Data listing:
"""
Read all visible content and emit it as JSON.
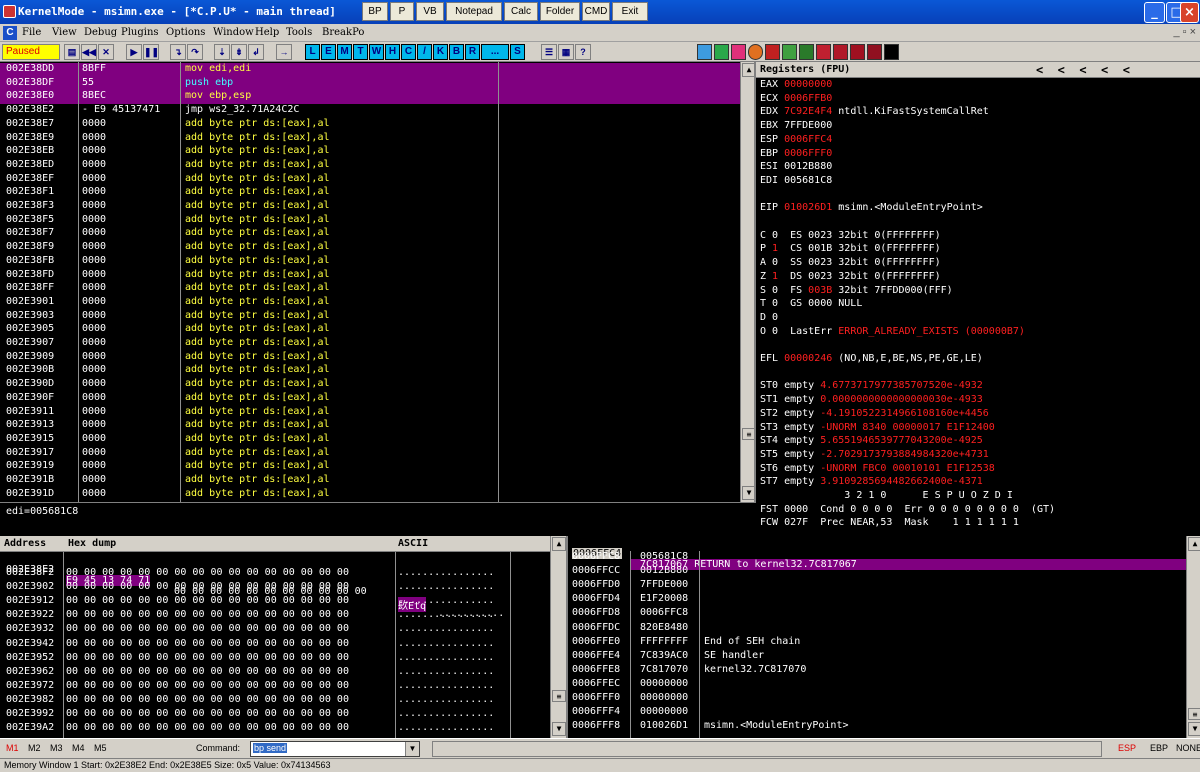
{
  "window": {
    "title": "KernelMode - msimn.exe - [*C.P.U* - main thread]",
    "quick_buttons": [
      "BP",
      "P",
      "VB",
      "Notepad",
      "Calc",
      "Folder",
      "CMD",
      "Exit"
    ]
  },
  "menu": {
    "items": [
      "File",
      "View",
      "Debug",
      "Plugins",
      "Options",
      "Window",
      "Help",
      "Tools",
      "BreakPo"
    ],
    "mdi_controls": "_ ▫ ×"
  },
  "toolbar": {
    "status": "Paused",
    "letter_buttons": [
      "L",
      "E",
      "M",
      "T",
      "W",
      "H",
      "C",
      "/",
      "K",
      "B",
      "R",
      "...",
      "S"
    ]
  },
  "cpu": {
    "rows": [
      {
        "addr": "002E38DD",
        "hex": "8BFF",
        "asm": "mov edi,edi",
        "hl": true
      },
      {
        "addr": "002E38DF",
        "hex": "55",
        "asm": "push ebp",
        "hl": true
      },
      {
        "addr": "002E38E0",
        "hex": "8BEC",
        "asm": "mov ebp,esp",
        "hl": true
      },
      {
        "addr": "002E38E2",
        "hex": "- E9 45137471",
        "asm": "jmp ws2_32.71A24C2C",
        "hl": false
      },
      {
        "addr": "002E38E7",
        "hex": "0000",
        "asm": "add byte ptr ds:[eax],al",
        "hl": false
      },
      {
        "addr": "002E38E9",
        "hex": "0000",
        "asm": "add byte ptr ds:[eax],al",
        "hl": false
      },
      {
        "addr": "002E38EB",
        "hex": "0000",
        "asm": "add byte ptr ds:[eax],al",
        "hl": false
      },
      {
        "addr": "002E38ED",
        "hex": "0000",
        "asm": "add byte ptr ds:[eax],al",
        "hl": false
      },
      {
        "addr": "002E38EF",
        "hex": "0000",
        "asm": "add byte ptr ds:[eax],al",
        "hl": false
      },
      {
        "addr": "002E38F1",
        "hex": "0000",
        "asm": "add byte ptr ds:[eax],al",
        "hl": false
      },
      {
        "addr": "002E38F3",
        "hex": "0000",
        "asm": "add byte ptr ds:[eax],al",
        "hl": false
      },
      {
        "addr": "002E38F5",
        "hex": "0000",
        "asm": "add byte ptr ds:[eax],al",
        "hl": false
      },
      {
        "addr": "002E38F7",
        "hex": "0000",
        "asm": "add byte ptr ds:[eax],al",
        "hl": false
      },
      {
        "addr": "002E38F9",
        "hex": "0000",
        "asm": "add byte ptr ds:[eax],al",
        "hl": false
      },
      {
        "addr": "002E38FB",
        "hex": "0000",
        "asm": "add byte ptr ds:[eax],al",
        "hl": false
      },
      {
        "addr": "002E38FD",
        "hex": "0000",
        "asm": "add byte ptr ds:[eax],al",
        "hl": false
      },
      {
        "addr": "002E38FF",
        "hex": "0000",
        "asm": "add byte ptr ds:[eax],al",
        "hl": false
      },
      {
        "addr": "002E3901",
        "hex": "0000",
        "asm": "add byte ptr ds:[eax],al",
        "hl": false
      },
      {
        "addr": "002E3903",
        "hex": "0000",
        "asm": "add byte ptr ds:[eax],al",
        "hl": false
      },
      {
        "addr": "002E3905",
        "hex": "0000",
        "asm": "add byte ptr ds:[eax],al",
        "hl": false
      },
      {
        "addr": "002E3907",
        "hex": "0000",
        "asm": "add byte ptr ds:[eax],al",
        "hl": false
      },
      {
        "addr": "002E3909",
        "hex": "0000",
        "asm": "add byte ptr ds:[eax],al",
        "hl": false
      },
      {
        "addr": "002E390B",
        "hex": "0000",
        "asm": "add byte ptr ds:[eax],al",
        "hl": false
      },
      {
        "addr": "002E390D",
        "hex": "0000",
        "asm": "add byte ptr ds:[eax],al",
        "hl": false
      },
      {
        "addr": "002E390F",
        "hex": "0000",
        "asm": "add byte ptr ds:[eax],al",
        "hl": false
      },
      {
        "addr": "002E3911",
        "hex": "0000",
        "asm": "add byte ptr ds:[eax],al",
        "hl": false
      },
      {
        "addr": "002E3913",
        "hex": "0000",
        "asm": "add byte ptr ds:[eax],al",
        "hl": false
      },
      {
        "addr": "002E3915",
        "hex": "0000",
        "asm": "add byte ptr ds:[eax],al",
        "hl": false
      },
      {
        "addr": "002E3917",
        "hex": "0000",
        "asm": "add byte ptr ds:[eax],al",
        "hl": false
      },
      {
        "addr": "002E3919",
        "hex": "0000",
        "asm": "add byte ptr ds:[eax],al",
        "hl": false
      },
      {
        "addr": "002E391B",
        "hex": "0000",
        "asm": "add byte ptr ds:[eax],al",
        "hl": false
      },
      {
        "addr": "002E391D",
        "hex": "0000",
        "asm": "add byte ptr ds:[eax],al",
        "hl": false
      }
    ],
    "info": "edi=005681C8"
  },
  "registers": {
    "title": "Registers (FPU)",
    "arrows": "<  <  <  <  <",
    "lines": [
      {
        "t": "EAX ",
        "v": "00000000",
        "r": "",
        "red": true
      },
      {
        "t": "ECX ",
        "v": "0006FFB0",
        "r": "",
        "red": true
      },
      {
        "t": "EDX ",
        "v": "7C92E4F4",
        "r": " ntdll.KiFastSystemCallRet",
        "red": true
      },
      {
        "t": "EBX 7FFDE000",
        "v": "",
        "r": "",
        "red": false
      },
      {
        "t": "ESP ",
        "v": "0006FFC4",
        "r": "",
        "red": true
      },
      {
        "t": "EBP ",
        "v": "0006FFF0",
        "r": "",
        "red": true
      },
      {
        "t": "ESI 0012B880",
        "v": "",
        "r": "",
        "red": false
      },
      {
        "t": "EDI 005681C8",
        "v": "",
        "r": "",
        "red": false
      },
      {
        "t": "",
        "v": "",
        "r": "",
        "red": false
      },
      {
        "t": "EIP ",
        "v": "010026D1",
        "r": " msimn.<ModuleEntryPoint>",
        "red": true
      },
      {
        "t": "",
        "v": "",
        "r": "",
        "red": false
      },
      {
        "t": "C 0  ES 0023 32bit 0(FFFFFFFF)",
        "v": "",
        "r": "",
        "red": false
      },
      {
        "t": "P ",
        "v": "1",
        "r": "  CS 001B 32bit 0(FFFFFFFF)",
        "red": true
      },
      {
        "t": "A 0  SS 0023 32bit 0(FFFFFFFF)",
        "v": "",
        "r": "",
        "red": false
      },
      {
        "t": "Z ",
        "v": "1",
        "r": "  DS 0023 32bit 0(FFFFFFFF)",
        "red": true
      },
      {
        "t": "S 0  FS ",
        "v": "003B",
        "r": " 32bit 7FFDD000(FFF)",
        "red": true
      },
      {
        "t": "T 0  GS 0000 NULL",
        "v": "",
        "r": "",
        "red": false
      },
      {
        "t": "D 0",
        "v": "",
        "r": "",
        "red": false
      },
      {
        "t": "O 0  LastErr ",
        "v": "ERROR_ALREADY_EXISTS (000000B7)",
        "r": "",
        "red": true
      },
      {
        "t": "",
        "v": "",
        "r": "",
        "red": false
      },
      {
        "t": "EFL ",
        "v": "00000246",
        "r": " (NO,NB,E,BE,NS,PE,GE,LE)",
        "red": true
      },
      {
        "t": "",
        "v": "",
        "r": "",
        "red": false
      },
      {
        "t": "ST0 empty ",
        "v": "4.6773717977385707520e-4932",
        "r": "",
        "red": true
      },
      {
        "t": "ST1 empty ",
        "v": "0.0000000000000000030e-4933",
        "r": "",
        "red": true
      },
      {
        "t": "ST2 empty ",
        "v": "-4.1910522314966108160e+4456",
        "r": "",
        "red": true
      },
      {
        "t": "ST3 empty ",
        "v": "-UNORM 8340 00000017 E1F12400",
        "r": "",
        "red": true
      },
      {
        "t": "ST4 empty ",
        "v": "5.6551946539777043200e-4925",
        "r": "",
        "red": true
      },
      {
        "t": "ST5 empty ",
        "v": "-2.7029173793884984320e+4731",
        "r": "",
        "red": true
      },
      {
        "t": "ST6 empty ",
        "v": "-UNORM FBC0 00010101 E1F12538",
        "r": "",
        "red": true
      },
      {
        "t": "ST7 empty ",
        "v": "3.9109285694482662400e-4371",
        "r": "",
        "red": true
      },
      {
        "t": "              3 2 1 0      E S P U O Z D I",
        "v": "",
        "r": "",
        "red": false
      },
      {
        "t": "FST 0000  Cond 0 0 0 0  Err 0 0 0 0 0 0 0 0  (GT)",
        "v": "",
        "r": "",
        "red": false
      },
      {
        "t": "FCW 027F  Prec NEAR,53  Mask    1 1 1 1 1 1",
        "v": "",
        "r": "",
        "red": false
      }
    ]
  },
  "dump": {
    "headers": [
      "Address",
      "Hex dump",
      "ASCII"
    ],
    "first_row": {
      "addr": "002E38E2",
      "hl_hex": "E9 45 13 74 71",
      "rest_hex": " 00 00 00 00 00 00 00 00 00 00 00",
      "hl_ascii": "镹Etq",
      "rest_ascii": "..........."
    },
    "rows": [
      {
        "addr": "002E38F2",
        "hex": "00 00 00 00 00 00 00 00 00 00 00 00 00 00 00 00",
        "ascii": "................"
      },
      {
        "addr": "002E3902",
        "hex": "00 00 00 00 00 00 00 00 00 00 00 00 00 00 00 00",
        "ascii": "................"
      },
      {
        "addr": "002E3912",
        "hex": "00 00 00 00 00 00 00 00 00 00 00 00 00 00 00 00",
        "ascii": "................"
      },
      {
        "addr": "002E3922",
        "hex": "00 00 00 00 00 00 00 00 00 00 00 00 00 00 00 00",
        "ascii": "................"
      },
      {
        "addr": "002E3932",
        "hex": "00 00 00 00 00 00 00 00 00 00 00 00 00 00 00 00",
        "ascii": "................"
      },
      {
        "addr": "002E3942",
        "hex": "00 00 00 00 00 00 00 00 00 00 00 00 00 00 00 00",
        "ascii": "................"
      },
      {
        "addr": "002E3952",
        "hex": "00 00 00 00 00 00 00 00 00 00 00 00 00 00 00 00",
        "ascii": "................"
      },
      {
        "addr": "002E3962",
        "hex": "00 00 00 00 00 00 00 00 00 00 00 00 00 00 00 00",
        "ascii": "................"
      },
      {
        "addr": "002E3972",
        "hex": "00 00 00 00 00 00 00 00 00 00 00 00 00 00 00 00",
        "ascii": "................"
      },
      {
        "addr": "002E3982",
        "hex": "00 00 00 00 00 00 00 00 00 00 00 00 00 00 00 00",
        "ascii": "................"
      },
      {
        "addr": "002E3992",
        "hex": "00 00 00 00 00 00 00 00 00 00 00 00 00 00 00 00",
        "ascii": "................"
      },
      {
        "addr": "002E39A2",
        "hex": "00 00 00 00 00 00 00 00 00 00 00 00 00 00 00 00",
        "ascii": "................"
      }
    ]
  },
  "stack": {
    "first_row": {
      "addr": "0006FFC4",
      "val": "7C817067",
      "cmt": "RETURN to kernel32.7C817067"
    },
    "rows": [
      {
        "addr": "0006FFC8",
        "val": "005681C8",
        "cmt": ""
      },
      {
        "addr": "0006FFCC",
        "val": "0012B880",
        "cmt": ""
      },
      {
        "addr": "0006FFD0",
        "val": "7FFDE000",
        "cmt": ""
      },
      {
        "addr": "0006FFD4",
        "val": "E1F20008",
        "cmt": ""
      },
      {
        "addr": "0006FFD8",
        "val": "0006FFC8",
        "cmt": ""
      },
      {
        "addr": "0006FFDC",
        "val": "820E8480",
        "cmt": ""
      },
      {
        "addr": "0006FFE0",
        "val": "FFFFFFFF",
        "cmt": "End of SEH chain"
      },
      {
        "addr": "0006FFE4",
        "val": "7C839AC0",
        "cmt": "SE handler"
      },
      {
        "addr": "0006FFE8",
        "val": "7C817070",
        "cmt": "kernel32.7C817070"
      },
      {
        "addr": "0006FFEC",
        "val": "00000000",
        "cmt": ""
      },
      {
        "addr": "0006FFF0",
        "val": "00000000",
        "cmt": ""
      },
      {
        "addr": "0006FFF4",
        "val": "00000000",
        "cmt": ""
      },
      {
        "addr": "0006FFF8",
        "val": "010026D1",
        "cmt": "msimn.<ModuleEntryPoint>"
      }
    ]
  },
  "command": {
    "marks": [
      "M1",
      "M2",
      "M3",
      "M4",
      "M5"
    ],
    "label": "Command:",
    "value": "bp send",
    "regs": [
      "ESP",
      "EBP",
      "NONE"
    ]
  },
  "statusbar": {
    "text": "Memory Window 1  Start: 0x2E38E2  End: 0x2E38E5  Size: 0x5  Value: 0x74134563"
  }
}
"""
▶ _Task goal_
Find how many lines in the material hold the word "empty" and state that number alone.

▶ _Answer to the exercise_
8